**Source records**

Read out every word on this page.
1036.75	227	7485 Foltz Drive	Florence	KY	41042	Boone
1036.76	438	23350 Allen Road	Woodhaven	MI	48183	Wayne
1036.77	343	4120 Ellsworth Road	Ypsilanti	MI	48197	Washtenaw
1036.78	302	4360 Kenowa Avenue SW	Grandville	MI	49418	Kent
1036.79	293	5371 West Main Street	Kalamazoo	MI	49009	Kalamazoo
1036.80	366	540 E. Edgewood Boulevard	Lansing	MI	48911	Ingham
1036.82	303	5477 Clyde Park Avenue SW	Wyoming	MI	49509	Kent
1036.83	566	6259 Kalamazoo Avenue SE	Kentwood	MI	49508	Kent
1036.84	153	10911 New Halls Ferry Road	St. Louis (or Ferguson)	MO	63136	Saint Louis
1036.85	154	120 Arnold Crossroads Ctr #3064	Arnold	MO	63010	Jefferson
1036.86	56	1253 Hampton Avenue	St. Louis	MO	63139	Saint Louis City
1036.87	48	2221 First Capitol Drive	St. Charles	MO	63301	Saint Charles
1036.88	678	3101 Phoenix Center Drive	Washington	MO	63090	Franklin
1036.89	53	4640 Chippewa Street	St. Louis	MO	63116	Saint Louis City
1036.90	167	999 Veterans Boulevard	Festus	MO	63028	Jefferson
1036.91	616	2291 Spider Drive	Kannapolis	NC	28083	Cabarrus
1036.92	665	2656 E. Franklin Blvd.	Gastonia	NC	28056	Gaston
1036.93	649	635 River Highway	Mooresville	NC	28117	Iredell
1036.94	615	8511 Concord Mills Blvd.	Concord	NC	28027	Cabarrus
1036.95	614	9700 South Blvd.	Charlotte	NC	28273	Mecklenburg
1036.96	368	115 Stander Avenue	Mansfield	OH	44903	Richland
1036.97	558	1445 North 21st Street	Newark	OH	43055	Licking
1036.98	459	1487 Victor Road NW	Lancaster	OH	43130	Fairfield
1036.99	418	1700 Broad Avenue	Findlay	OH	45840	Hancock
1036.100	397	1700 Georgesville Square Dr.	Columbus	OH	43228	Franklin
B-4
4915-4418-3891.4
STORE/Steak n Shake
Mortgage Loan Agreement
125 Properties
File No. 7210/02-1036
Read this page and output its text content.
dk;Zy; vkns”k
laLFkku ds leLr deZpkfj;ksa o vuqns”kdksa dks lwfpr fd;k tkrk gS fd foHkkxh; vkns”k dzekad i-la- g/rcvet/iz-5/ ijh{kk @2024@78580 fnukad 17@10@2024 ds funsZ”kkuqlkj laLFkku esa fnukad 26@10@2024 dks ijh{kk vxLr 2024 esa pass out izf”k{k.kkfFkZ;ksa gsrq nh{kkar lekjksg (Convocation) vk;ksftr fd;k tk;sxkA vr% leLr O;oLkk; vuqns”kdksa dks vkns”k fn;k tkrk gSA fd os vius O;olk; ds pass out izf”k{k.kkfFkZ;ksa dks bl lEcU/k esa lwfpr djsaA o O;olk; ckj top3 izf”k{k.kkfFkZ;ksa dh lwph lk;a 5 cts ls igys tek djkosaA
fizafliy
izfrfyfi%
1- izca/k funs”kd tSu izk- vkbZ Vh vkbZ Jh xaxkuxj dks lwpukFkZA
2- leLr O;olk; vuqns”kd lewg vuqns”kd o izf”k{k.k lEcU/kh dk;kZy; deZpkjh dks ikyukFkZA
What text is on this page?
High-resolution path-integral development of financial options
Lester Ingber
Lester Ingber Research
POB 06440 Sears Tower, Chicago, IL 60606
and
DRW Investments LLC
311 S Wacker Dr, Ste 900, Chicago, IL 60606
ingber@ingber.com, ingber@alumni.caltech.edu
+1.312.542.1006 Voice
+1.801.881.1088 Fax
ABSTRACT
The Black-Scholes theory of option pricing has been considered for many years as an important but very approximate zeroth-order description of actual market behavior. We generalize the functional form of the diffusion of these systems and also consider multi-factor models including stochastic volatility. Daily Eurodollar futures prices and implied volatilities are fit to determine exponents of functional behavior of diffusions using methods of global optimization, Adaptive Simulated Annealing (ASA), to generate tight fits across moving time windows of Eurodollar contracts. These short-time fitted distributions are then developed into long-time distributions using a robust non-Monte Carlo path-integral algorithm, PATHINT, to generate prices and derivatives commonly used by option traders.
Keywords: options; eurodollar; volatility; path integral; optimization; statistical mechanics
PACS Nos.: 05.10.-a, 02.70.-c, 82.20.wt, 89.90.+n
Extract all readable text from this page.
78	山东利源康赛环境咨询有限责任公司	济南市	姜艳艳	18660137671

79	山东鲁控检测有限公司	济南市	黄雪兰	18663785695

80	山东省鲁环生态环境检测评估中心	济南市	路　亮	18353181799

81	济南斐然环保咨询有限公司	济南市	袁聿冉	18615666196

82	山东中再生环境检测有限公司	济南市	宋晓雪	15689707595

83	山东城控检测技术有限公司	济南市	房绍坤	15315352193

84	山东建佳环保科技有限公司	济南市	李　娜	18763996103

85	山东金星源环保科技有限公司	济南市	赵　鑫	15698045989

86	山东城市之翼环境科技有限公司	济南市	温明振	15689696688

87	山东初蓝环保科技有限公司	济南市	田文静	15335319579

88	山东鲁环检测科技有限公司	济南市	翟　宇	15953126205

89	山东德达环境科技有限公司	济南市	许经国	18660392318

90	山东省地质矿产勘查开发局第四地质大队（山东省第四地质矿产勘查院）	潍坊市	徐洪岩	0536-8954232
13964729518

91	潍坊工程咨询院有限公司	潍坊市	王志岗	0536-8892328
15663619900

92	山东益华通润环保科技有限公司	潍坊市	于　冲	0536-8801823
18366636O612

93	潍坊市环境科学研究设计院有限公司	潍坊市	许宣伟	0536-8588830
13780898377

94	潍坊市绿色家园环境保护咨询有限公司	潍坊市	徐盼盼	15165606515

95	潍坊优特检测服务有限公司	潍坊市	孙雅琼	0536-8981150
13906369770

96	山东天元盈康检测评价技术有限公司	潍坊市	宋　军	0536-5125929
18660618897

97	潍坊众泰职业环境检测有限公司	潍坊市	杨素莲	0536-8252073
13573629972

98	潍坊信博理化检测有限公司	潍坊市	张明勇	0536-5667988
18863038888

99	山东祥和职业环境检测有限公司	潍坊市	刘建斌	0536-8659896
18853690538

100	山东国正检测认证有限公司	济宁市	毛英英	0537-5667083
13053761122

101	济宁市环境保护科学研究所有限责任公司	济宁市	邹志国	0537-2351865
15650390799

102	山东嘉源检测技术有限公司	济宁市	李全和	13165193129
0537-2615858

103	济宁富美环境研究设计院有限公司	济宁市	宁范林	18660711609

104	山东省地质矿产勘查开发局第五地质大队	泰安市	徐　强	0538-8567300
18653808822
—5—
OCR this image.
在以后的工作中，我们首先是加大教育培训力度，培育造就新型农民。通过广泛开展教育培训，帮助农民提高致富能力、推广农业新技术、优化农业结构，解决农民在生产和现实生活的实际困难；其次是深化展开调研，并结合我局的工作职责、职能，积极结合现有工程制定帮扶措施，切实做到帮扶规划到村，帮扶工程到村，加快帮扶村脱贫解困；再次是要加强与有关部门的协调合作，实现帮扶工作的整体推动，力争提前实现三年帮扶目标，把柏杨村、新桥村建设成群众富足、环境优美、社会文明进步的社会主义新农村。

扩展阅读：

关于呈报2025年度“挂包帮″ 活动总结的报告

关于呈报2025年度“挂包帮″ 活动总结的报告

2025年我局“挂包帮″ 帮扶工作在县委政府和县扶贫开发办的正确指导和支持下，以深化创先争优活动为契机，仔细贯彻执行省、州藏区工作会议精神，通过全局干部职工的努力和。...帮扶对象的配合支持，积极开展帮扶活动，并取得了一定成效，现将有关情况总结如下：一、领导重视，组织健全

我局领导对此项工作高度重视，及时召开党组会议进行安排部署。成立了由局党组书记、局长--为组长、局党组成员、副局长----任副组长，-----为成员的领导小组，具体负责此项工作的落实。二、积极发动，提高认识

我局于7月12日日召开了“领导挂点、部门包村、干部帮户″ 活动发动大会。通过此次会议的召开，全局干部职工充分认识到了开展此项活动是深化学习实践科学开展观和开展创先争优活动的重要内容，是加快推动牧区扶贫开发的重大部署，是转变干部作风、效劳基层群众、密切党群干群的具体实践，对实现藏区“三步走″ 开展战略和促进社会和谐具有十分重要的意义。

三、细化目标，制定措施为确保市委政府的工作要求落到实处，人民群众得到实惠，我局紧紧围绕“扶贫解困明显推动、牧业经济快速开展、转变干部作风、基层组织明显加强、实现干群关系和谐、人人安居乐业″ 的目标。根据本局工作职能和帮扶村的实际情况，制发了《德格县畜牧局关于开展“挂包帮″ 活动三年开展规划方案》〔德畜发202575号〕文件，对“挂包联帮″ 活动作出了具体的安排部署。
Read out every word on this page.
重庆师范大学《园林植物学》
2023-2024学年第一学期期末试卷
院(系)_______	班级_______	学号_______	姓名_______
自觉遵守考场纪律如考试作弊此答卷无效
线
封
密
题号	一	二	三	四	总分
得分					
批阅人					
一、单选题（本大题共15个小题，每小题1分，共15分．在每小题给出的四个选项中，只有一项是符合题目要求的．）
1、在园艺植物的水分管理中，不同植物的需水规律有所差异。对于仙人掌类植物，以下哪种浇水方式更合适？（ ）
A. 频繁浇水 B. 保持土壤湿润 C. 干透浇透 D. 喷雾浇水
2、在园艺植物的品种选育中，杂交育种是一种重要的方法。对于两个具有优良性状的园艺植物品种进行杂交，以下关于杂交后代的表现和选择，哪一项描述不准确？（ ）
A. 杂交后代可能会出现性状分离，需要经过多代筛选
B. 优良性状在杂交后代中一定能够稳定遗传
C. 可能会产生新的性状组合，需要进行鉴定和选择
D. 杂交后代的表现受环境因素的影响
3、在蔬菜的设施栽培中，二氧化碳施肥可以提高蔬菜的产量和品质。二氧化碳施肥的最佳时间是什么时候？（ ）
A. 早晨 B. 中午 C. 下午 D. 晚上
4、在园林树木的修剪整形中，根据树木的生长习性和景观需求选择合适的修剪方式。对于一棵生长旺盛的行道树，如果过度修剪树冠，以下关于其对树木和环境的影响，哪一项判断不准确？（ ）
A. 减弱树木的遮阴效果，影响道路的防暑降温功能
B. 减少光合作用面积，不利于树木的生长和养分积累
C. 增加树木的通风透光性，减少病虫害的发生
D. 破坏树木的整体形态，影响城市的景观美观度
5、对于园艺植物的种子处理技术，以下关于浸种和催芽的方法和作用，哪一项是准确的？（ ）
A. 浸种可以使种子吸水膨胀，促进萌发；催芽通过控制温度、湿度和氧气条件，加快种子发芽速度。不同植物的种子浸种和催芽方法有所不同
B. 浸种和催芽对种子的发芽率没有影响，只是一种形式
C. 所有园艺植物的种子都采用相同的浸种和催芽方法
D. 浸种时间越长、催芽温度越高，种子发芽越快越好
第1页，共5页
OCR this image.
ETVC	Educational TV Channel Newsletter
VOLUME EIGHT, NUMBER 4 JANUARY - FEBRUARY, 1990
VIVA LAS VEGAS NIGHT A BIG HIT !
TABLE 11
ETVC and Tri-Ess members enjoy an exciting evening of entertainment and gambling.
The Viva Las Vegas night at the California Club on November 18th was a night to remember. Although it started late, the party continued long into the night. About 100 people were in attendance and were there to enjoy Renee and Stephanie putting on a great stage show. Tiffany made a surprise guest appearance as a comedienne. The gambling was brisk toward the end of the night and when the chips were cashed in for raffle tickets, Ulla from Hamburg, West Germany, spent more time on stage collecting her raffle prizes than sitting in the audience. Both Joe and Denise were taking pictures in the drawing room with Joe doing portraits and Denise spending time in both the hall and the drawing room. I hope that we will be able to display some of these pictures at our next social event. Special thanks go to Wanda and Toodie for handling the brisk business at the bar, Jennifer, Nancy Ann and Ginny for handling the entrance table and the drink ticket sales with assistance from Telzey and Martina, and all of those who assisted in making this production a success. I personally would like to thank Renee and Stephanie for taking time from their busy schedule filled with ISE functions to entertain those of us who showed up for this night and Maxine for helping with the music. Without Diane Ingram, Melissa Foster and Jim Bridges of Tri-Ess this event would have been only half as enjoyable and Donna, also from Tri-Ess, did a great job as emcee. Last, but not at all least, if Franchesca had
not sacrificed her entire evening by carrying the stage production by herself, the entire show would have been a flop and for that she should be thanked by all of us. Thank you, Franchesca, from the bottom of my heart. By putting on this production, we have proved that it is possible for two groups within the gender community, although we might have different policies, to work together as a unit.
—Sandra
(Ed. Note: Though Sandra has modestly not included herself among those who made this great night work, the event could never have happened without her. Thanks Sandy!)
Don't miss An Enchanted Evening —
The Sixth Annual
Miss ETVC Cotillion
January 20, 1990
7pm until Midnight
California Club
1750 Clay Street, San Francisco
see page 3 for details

**Task to carry out**
Find all the lines containing "page" in the material, then copy them.

**Written answer**
Read out every word on this page.
Read this page and output its text content.
What text is on this page?
Extract all readable text from this page.
Read out every word on this page.
see page 3 for details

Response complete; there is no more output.